**Texto apresentado:**
|---|
Vamos aos fatos, pois a realidade é a maior das sátiras.

​Imagine a cena no Rio de Janeiro, 1889. Não houve Queda da Bastilha, não houve guilhotina, nem massas furiosas com tochas. O que houve foi o Marechal Deodoro da Fonseca, um senhor idoso, monarquista convicto e amigo pessoal do Imperador, sendo arrancado da cama no meio da noite. Ele estava doente, com uma dispoeira (falta de ar) terrível, provavelmente sonhando com uma canja de galinha.

Mas a política brasileira, essa máquina de moer paciência, não dorme. Benjamin Constant e a turma da “mocidade militar”, os precursores do grupo de WhatsApp, espalharam a fake news (sim, a República nasceu de uma fake news) de que o governo imperial mandaria prender Deodoro.

O velho Marechal, ferido em seu orgulho (e não em seus ideais republicanos, que eram inexistentes), vestiu a farda por cima do pijama, montou num cavalo que devia estar tão confuso quanto ele, e foi para o Campo de Santana.

E o povo? Ah, o povo…

Aristides Lobo, uma testemunha ocular da história, cunhou a frase que deveria estar na nossa bandeira no lugar de “Ordem e Progresso”: “O povo assistiu a tudo bestializado”.

As pessoas olhavam aquela movimentação de tropas e pensavam: “Que bonita parada militar! Será que é aniversário do Imperador? Devo tirar o chapéu?”. Ninguém sabia que o regime estava mudando. O brasileiro acordou súdito de Pedro e foi dormir cidadão de Deodoro sem ter assinado um único papel, sem ter gritado um único slogan, sem ter quebrado uma única vidraça. Foi um golpe de Estado feito “entre amigos”, uma troca de turno na gerência da fazenda.

 

Dom Pedro II, o intelectual barbudo que lia em hebraico e preferia museus a quarteis, recebeu a notícia da sua demissão como quem recebe uma conta de luz alta: com resignação e tristeza, mas sem escândalo. Foi despachado para a Europa na calada da noite, para que o povo, sempre esse perigo latente, não se comovesse com a partida do “velhinho”.

E assim se fez a República. Uma coisa pública (res publica) feita de forma privada.
|---|
**O que fazer:**
1) Verta para o inglês esta frase do texto apresentado: “Ninguém sabia que o regime estava mudando.”
2) Reproduza sem nenhuma alteração as linhas da listagem a partir do seu início e pare depois da linha que contém “progress-dot xyxy=(526,417,534,425)”.

**Material de origem:**
|---|
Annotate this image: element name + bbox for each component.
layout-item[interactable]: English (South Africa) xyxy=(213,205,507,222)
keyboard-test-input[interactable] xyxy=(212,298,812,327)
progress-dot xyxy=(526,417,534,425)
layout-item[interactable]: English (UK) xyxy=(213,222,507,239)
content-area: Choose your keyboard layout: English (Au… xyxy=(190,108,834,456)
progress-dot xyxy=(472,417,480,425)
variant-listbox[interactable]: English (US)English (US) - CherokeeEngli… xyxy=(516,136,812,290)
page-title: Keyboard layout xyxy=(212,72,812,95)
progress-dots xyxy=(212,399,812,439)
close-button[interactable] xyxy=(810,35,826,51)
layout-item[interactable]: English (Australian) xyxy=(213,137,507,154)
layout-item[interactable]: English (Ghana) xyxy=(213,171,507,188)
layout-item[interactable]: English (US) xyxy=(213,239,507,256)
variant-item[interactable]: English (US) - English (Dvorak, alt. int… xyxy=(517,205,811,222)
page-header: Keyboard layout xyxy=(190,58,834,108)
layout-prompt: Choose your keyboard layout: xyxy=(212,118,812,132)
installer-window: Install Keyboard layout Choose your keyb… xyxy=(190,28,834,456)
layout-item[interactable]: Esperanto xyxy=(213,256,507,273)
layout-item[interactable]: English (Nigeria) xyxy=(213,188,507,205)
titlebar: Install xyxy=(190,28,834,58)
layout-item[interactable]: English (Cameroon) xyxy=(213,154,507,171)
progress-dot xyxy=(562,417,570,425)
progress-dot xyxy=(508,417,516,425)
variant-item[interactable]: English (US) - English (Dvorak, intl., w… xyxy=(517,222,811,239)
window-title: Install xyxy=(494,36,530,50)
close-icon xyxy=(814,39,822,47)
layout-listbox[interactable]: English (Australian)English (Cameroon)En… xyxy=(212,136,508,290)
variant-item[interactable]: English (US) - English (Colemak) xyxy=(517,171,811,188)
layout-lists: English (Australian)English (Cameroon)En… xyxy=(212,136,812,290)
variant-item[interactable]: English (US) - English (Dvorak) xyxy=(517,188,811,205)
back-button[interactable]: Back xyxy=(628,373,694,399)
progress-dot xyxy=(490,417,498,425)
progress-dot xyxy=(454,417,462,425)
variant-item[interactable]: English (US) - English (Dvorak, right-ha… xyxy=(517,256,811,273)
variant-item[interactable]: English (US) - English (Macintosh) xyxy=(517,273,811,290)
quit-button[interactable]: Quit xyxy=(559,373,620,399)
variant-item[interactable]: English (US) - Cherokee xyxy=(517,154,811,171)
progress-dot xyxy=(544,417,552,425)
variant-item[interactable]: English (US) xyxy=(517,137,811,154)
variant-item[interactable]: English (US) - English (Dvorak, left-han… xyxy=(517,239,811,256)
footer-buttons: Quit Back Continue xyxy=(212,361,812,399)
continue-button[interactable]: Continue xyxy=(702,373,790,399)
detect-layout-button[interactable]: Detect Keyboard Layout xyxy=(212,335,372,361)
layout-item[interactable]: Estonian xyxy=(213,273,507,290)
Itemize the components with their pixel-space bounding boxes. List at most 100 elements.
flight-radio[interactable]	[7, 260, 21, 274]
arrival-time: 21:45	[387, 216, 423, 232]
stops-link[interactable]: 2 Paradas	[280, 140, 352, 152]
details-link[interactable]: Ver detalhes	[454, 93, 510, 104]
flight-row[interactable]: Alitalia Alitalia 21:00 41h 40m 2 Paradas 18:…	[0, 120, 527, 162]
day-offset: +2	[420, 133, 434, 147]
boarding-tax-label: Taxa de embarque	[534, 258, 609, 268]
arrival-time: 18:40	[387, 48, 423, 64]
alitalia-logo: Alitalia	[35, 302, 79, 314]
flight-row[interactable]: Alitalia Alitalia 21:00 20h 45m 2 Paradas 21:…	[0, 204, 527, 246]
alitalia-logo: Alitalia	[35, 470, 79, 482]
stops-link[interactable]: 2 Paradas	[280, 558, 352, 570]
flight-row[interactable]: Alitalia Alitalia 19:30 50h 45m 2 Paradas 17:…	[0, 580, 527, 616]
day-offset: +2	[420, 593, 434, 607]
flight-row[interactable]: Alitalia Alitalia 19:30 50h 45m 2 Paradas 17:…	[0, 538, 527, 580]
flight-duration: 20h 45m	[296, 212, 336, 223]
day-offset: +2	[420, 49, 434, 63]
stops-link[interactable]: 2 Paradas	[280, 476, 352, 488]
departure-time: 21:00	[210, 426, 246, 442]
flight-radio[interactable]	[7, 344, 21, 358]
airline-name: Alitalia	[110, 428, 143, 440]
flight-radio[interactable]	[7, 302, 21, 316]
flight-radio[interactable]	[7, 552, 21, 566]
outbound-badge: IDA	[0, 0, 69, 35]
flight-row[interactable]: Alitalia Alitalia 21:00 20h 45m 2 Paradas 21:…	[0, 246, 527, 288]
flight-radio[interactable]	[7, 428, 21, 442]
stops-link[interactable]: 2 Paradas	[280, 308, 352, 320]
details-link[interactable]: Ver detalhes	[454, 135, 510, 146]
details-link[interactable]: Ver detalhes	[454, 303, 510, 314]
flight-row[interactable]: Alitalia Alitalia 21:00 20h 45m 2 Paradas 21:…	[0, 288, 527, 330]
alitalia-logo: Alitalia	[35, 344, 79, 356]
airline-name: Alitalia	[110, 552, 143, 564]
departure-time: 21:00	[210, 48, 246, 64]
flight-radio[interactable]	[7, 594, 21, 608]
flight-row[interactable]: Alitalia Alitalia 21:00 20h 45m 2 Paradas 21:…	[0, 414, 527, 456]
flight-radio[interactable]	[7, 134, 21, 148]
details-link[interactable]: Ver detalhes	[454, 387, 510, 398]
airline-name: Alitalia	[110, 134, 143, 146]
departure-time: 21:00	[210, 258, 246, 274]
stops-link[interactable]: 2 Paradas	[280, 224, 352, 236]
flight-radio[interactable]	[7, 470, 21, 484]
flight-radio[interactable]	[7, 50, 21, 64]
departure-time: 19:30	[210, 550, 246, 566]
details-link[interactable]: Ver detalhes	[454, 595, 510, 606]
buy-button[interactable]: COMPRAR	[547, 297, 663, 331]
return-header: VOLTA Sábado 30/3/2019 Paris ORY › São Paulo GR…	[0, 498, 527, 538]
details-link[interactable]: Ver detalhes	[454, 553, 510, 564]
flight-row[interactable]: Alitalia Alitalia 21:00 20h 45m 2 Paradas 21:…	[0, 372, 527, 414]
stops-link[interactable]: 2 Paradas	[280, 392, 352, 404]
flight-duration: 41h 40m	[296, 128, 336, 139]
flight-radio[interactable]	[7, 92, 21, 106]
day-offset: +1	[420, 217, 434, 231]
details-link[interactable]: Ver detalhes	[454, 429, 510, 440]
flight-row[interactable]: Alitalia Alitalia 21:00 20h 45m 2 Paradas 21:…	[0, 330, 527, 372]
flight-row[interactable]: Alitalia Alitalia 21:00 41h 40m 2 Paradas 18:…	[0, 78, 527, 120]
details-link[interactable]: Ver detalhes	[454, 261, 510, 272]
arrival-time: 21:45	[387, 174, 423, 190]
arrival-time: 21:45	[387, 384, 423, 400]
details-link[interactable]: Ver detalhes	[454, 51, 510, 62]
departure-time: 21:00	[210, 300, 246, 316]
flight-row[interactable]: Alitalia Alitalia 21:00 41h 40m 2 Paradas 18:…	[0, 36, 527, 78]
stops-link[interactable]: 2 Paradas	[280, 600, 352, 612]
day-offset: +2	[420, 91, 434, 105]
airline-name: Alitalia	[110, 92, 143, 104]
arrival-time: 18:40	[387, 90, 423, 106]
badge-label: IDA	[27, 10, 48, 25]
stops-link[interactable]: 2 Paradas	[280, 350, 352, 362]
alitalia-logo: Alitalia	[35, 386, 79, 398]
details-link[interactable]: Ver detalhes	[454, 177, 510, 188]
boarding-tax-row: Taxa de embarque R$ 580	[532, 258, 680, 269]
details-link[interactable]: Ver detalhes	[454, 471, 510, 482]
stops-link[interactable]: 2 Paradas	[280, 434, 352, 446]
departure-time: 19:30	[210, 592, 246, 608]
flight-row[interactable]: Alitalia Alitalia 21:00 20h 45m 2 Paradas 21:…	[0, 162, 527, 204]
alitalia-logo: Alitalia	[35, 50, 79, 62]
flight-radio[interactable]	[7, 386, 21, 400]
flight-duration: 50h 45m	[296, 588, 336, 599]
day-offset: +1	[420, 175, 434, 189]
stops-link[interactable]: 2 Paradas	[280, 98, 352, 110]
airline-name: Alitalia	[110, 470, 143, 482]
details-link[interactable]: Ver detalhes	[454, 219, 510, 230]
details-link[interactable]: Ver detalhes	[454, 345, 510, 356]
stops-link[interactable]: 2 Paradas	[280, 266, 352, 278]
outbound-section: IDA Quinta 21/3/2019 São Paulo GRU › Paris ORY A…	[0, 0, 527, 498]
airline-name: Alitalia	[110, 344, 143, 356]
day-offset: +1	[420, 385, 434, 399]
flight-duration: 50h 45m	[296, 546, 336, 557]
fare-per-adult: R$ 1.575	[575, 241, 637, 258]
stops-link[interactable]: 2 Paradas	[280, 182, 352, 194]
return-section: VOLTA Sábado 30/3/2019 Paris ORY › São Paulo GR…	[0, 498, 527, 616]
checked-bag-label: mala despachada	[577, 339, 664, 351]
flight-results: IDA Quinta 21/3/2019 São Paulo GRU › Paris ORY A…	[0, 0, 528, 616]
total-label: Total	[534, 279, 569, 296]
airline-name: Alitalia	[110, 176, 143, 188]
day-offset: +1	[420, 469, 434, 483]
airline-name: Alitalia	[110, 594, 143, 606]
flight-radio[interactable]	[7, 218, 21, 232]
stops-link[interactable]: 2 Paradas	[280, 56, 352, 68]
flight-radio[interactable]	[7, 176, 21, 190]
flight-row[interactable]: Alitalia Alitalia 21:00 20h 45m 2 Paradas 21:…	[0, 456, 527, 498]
|---|
**Respostas resolvidas:**
1) No one knew that the regime was changing.

2)
Annotate this image: element name + bbox for each component.
layout-item[interactable]: English (South Africa) xyxy=(213,205,507,222)
keyboard-test-input[interactable] xyxy=(212,298,812,327)
progress-dot xyxy=(526,417,534,425)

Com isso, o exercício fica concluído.